## WHAT THIS TASK INVOLVES
Set the following entries down again exactly, line by line.

## EXERCISE MATERIALS
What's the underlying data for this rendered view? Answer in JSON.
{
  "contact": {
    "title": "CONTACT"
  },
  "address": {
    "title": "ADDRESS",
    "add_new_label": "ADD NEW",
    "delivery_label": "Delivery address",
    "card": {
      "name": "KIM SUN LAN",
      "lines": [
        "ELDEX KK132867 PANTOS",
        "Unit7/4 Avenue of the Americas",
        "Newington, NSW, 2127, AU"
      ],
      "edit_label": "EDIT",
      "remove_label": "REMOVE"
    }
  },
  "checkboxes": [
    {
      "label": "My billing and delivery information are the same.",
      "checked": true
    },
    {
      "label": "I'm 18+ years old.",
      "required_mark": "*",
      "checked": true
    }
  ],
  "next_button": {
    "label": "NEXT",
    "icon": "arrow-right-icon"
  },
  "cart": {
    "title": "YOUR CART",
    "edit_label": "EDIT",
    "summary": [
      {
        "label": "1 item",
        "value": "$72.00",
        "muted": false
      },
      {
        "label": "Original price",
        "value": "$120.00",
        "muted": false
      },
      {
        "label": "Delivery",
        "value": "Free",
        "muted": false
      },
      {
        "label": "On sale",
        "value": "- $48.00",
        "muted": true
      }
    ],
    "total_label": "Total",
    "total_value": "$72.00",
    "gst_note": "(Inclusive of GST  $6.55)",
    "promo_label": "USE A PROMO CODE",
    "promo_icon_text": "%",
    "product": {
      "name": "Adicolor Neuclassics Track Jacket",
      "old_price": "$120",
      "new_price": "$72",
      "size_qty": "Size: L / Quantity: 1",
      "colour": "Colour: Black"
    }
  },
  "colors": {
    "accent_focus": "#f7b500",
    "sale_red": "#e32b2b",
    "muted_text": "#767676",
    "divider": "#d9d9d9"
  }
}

## ANSWER TO THIS PROBLEM
What's the underlying data for this rendered view? Answer in JSON.
{
  "contact": {
    "title": "CONTACT"
  },
  "address": {
    "title": "ADDRESS",
    "add_new_label": "ADD NEW",
    "delivery_label": "Delivery address",
    "card": {
      "name": "KIM SUN LAN",
      "lines": [
        "ELDEX KK132867 PANTOS",
        "Unit7/4 Avenue of the Americas",
        "Newington, NSW, 2127, AU"
      ],
      "edit_label": "EDIT",
      "remove_label": "REMOVE"
    }
  },
  "checkboxes": [
    {
      "label": "My billing and delivery information are the same.",
      "checked": true
    },
    {
      "label": "I'm 18+ years old.",
      "required_mark": "*",
      "checked": true
    }
  ],
  "next_button": {
    "label": "NEXT",
    "icon": "arrow-right-icon"
  },
  "cart": {
    "title": "YOUR CART",
    "edit_label": "EDIT",
    "summary": [
      {
        "label": "1 item",
        "value": "$72.00",
        "muted": false
      },
      {
        "label": "Original price",
        "value": "$120.00",
        "muted": false
      },
      {
        "label": "Delivery",
        "value": "Free",
        "muted": false
      },
      {
        "label": "On sale",
        "value": "- $48.00",
        "muted": true
      }
    ],
    "total_label": "Total",
    "total_value": "$72.00",
    "gst_note": "(Inclusive of GST  $6.55)",
    "promo_label": "USE A PROMO CODE",
    "promo_icon_text": "%",
    "product": {
      "name": "Adicolor Neuclassics Track Jacket",
      "old_price": "$120",
      "new_price": "$72",
      "size_qty": "Size: L / Quantity: 1",
      "colour": "Colour: Black"
    }
  },
  "colors": {
    "accent_focus": "#f7b500",
    "sale_red": "#e32b2b",
    "muted_text": "#767676",
    "divider": "#d9d9d9"
  }
}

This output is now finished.